▶ **Entries with figure data**:
— START —
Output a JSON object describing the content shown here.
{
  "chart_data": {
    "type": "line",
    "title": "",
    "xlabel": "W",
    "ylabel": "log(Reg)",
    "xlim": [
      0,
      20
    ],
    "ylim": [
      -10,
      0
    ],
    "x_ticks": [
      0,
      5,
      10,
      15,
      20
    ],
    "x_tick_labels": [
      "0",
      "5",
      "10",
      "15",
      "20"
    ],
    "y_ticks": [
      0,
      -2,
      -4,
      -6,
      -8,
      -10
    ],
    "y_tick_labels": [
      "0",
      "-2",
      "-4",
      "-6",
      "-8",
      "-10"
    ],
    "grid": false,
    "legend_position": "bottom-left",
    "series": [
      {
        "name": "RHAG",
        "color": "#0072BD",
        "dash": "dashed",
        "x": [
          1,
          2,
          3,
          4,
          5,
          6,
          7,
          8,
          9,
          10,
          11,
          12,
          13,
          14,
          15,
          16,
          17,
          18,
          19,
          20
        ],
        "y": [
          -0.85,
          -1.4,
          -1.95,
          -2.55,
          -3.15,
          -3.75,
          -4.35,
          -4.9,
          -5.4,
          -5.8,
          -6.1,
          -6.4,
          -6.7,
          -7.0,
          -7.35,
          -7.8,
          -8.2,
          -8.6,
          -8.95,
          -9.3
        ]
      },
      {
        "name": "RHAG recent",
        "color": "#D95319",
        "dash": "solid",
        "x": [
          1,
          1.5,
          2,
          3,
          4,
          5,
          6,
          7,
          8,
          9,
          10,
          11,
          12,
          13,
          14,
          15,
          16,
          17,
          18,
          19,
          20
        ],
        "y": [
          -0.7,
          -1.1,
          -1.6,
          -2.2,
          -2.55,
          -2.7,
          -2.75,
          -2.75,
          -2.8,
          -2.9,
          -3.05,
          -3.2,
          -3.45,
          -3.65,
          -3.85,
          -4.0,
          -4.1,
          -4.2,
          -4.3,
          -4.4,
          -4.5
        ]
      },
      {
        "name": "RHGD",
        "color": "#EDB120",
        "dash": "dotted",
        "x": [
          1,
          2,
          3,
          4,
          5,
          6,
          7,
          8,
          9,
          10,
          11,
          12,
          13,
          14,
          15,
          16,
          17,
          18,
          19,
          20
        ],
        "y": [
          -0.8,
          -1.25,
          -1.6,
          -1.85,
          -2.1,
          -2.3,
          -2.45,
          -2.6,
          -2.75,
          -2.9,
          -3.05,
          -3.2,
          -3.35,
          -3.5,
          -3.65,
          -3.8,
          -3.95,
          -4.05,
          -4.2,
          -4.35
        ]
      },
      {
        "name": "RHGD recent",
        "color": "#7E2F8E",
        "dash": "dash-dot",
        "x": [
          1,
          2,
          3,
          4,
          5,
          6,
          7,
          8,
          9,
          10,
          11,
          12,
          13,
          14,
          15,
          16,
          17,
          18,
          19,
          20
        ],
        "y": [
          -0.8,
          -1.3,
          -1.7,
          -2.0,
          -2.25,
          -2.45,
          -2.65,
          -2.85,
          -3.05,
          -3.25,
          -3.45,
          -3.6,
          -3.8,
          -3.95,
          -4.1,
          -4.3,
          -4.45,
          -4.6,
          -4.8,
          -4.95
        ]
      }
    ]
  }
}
— END —
▶ **SHORT EXERCISE**: Each entry must be reproduced verbatim.

▶ **SOLVED EXERCISE**:
Output a JSON object describing the content shown here.
{
  "chart_data": {
    "type": "line",
    "title": "",
    "xlabel": "W",
    "ylabel": "log(Reg)",
    "xlim": [
      0,
      20
    ],
    "ylim": [
      -10,
      0
    ],
    "x_ticks": [
      0,
      5,
      10,
      15,
      20
    ],
    "x_tick_labels": [
      "0",
      "5",
      "10",
      "15",
      "20"
    ],
    "y_ticks": [
      0,
      -2,
      -4,
      -6,
      -8,
      -10
    ],
    "y_tick_labels": [
      "0",
      "-2",
      "-4",
      "-6",
      "-8",
      "-10"
    ],
    "grid": false,
    "legend_position": "bottom-left",
    "series": [
      {
        "name": "RHAG",
        "color": "#0072BD",
        "dash": "dashed",
        "x": [
          1,
          2,
          3,
          4,
          5,
          6,
          7,
          8,
          9,
          10,
          11,
          12,
          13,
          14,
          15,
          16,
          17,
          18,
          19,
          20
        ],
        "y": [
          -0.85,
          -1.4,
          -1.95,
          -2.55,
          -3.15,
          -3.75,
          -4.35,
          -4.9,
          -5.4,
          -5.8,
          -6.1,
          -6.4,
          -6.7,
          -7.0,
          -7.35,
          -7.8,
          -8.2,
          -8.6,
          -8.95,
          -9.3
        ]
      },
      {
        "name": "RHAG recent",
        "color": "#D95319",
        "dash": "solid",
        "x": [
          1,
          1.5,
          2,
          3,
          4,
          5,
          6,
          7,
          8,
          9,
          10,
          11,
          12,
          13,
          14,
          15,
          16,
          17,
          18,
          19,
          20
        ],
        "y": [
          -0.7,
          -1.1,
          -1.6,
          -2.2,
          -2.55,
          -2.7,
          -2.75,
          -2.75,
          -2.8,
          -2.9,
          -3.05,
          -3.2,
          -3.45,
          -3.65,
          -3.85,
          -4.0,
          -4.1,
          -4.2,
          -4.3,
          -4.4,
          -4.5
        ]
      },
      {
        "name": "RHGD",
        "color": "#EDB120",
        "dash": "dotted",
        "x": [
          1,
          2,
          3,
          4,
          5,
          6,
          7,
          8,
          9,
          10,
          11,
          12,
          13,
          14,
          15,
          16,
          17,
          18,
          19,
          20
        ],
        "y": [
          -0.8,
          -1.25,
          -1.6,
          -1.85,
          -2.1,
          -2.3,
          -2.45,
          -2.6,
          -2.75,
          -2.9,
          -3.05,
          -3.2,
          -3.35,
          -3.5,
          -3.65,
          -3.8,
          -3.95,
          -4.05,
          -4.2,
          -4.35
        ]
      },
      {
        "name": "RHGD recent",
        "color": "#7E2F8E",
        "dash": "dash-dot",
        "x": [
          1,
          2,
          3,
          4,
          5,
          6,
          7,
          8,
          9,
          10,
          11,
          12,
          13,
          14,
          15,
          16,
          17,
          18,
          19,
          20
        ],
        "y": [
          -0.8,
          -1.3,
          -1.7,
          -2.0,
          -2.25,
          -2.45,
          -2.65,
          -2.85,
          -3.05,
          -3.25,
          -3.45,
          -3.6,
          -3.8,
          -3.95,
          -4.1,
          -4.3,
          -4.45,
          -4.6,
          -4.8,
          -4.95
        ]
      }
    ]
  }
}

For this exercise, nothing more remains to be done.